§ Stated goal: Your task is to copy every line of the records below that contains "Trigger".

§ Raw records:
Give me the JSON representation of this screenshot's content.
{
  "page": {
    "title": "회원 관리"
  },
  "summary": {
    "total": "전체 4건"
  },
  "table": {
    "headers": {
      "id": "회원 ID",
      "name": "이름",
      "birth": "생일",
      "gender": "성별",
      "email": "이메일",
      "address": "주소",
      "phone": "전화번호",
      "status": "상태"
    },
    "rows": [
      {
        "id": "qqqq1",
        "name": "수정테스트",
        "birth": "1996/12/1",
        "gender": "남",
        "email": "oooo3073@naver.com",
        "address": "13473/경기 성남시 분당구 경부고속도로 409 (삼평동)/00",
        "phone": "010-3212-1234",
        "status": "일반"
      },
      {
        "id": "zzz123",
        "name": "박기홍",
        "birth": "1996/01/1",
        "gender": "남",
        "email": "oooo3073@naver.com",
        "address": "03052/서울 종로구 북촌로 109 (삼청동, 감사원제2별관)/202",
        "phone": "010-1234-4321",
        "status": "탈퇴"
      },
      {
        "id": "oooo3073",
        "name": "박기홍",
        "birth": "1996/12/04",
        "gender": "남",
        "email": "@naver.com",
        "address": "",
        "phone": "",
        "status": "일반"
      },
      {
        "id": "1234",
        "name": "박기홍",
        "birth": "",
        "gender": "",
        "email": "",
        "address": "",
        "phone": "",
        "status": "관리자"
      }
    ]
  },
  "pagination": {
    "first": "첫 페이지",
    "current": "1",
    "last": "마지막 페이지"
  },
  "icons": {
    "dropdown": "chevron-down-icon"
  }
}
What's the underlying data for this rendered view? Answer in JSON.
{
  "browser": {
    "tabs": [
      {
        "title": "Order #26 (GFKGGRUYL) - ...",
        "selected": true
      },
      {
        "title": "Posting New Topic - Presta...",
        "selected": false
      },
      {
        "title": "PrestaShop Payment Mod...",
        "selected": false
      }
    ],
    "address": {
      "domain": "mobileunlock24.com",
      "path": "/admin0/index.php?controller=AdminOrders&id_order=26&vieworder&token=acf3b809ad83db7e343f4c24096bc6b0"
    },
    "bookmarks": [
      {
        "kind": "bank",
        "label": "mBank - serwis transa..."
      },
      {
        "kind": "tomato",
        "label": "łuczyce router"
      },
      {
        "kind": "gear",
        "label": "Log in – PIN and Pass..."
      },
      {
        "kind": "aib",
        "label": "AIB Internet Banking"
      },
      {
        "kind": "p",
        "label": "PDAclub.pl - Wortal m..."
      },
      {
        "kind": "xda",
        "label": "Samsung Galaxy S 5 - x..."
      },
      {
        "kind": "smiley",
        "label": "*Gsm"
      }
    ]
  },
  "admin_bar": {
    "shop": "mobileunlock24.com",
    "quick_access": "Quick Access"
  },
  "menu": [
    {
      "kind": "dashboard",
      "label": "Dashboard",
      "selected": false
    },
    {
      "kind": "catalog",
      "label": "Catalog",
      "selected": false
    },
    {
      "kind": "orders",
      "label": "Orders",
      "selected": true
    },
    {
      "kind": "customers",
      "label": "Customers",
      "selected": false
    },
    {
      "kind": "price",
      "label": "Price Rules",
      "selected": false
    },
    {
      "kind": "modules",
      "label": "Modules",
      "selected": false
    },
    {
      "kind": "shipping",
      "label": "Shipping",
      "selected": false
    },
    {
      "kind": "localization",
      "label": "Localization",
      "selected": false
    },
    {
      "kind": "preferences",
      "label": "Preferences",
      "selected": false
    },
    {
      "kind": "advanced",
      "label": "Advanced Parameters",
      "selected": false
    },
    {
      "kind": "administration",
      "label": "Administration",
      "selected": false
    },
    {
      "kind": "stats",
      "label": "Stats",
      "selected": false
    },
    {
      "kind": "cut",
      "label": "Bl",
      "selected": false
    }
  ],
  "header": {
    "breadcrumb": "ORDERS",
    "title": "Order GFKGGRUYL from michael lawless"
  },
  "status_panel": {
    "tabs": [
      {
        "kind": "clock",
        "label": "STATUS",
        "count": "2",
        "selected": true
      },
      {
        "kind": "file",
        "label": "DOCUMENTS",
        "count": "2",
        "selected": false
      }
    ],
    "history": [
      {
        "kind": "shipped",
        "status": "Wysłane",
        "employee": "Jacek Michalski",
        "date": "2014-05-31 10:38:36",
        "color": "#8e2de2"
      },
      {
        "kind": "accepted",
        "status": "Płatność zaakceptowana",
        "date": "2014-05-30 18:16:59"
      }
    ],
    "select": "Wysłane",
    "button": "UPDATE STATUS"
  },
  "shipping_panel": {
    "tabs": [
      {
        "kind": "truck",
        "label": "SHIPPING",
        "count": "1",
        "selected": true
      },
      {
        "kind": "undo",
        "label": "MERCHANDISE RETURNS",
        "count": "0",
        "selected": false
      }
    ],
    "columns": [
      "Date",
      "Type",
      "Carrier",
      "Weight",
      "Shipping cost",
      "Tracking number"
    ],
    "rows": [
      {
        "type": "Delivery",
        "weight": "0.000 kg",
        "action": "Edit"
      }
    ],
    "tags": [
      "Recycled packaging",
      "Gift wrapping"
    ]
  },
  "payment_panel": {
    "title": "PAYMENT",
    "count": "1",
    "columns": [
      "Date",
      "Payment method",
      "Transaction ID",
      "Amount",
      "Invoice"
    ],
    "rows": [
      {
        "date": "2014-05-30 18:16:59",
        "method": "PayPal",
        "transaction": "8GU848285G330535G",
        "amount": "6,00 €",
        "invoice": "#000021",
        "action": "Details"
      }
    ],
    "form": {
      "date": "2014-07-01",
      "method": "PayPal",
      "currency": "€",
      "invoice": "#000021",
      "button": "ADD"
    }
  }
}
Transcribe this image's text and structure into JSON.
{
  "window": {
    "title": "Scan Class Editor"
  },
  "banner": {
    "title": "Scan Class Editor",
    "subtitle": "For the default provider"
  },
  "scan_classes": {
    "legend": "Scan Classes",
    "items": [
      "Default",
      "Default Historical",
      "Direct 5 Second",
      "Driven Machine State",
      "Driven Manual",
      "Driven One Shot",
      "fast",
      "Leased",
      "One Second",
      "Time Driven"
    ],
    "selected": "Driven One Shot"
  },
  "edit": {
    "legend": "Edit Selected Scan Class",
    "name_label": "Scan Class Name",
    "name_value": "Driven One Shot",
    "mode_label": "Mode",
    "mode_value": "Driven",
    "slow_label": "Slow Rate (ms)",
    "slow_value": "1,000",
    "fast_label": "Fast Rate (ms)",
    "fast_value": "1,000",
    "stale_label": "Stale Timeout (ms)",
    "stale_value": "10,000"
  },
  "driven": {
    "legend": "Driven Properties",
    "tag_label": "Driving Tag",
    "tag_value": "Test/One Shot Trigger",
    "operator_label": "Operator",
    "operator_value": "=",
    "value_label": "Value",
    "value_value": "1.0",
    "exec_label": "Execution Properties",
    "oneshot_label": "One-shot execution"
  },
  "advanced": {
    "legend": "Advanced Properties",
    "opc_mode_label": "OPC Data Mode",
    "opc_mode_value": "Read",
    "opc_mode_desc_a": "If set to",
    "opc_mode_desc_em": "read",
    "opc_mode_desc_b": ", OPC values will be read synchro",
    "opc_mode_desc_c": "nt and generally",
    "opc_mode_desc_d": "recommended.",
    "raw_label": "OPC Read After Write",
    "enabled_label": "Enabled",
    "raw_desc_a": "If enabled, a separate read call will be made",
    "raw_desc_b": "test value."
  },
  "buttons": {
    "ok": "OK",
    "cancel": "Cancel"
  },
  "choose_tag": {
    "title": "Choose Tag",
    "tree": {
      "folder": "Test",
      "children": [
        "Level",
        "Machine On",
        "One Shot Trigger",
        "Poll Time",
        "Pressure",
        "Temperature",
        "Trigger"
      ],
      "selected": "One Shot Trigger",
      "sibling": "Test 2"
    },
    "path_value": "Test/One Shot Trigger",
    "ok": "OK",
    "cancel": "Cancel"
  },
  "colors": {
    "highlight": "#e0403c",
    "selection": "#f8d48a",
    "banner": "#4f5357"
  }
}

§ Result for this task:
    "tag_value": "Test/One Shot Trigger",
        "One Shot Trigger",
        "Trigger"
      "selected": "One Shot Trigger",
    "path_value": "Test/One Shot Trigger",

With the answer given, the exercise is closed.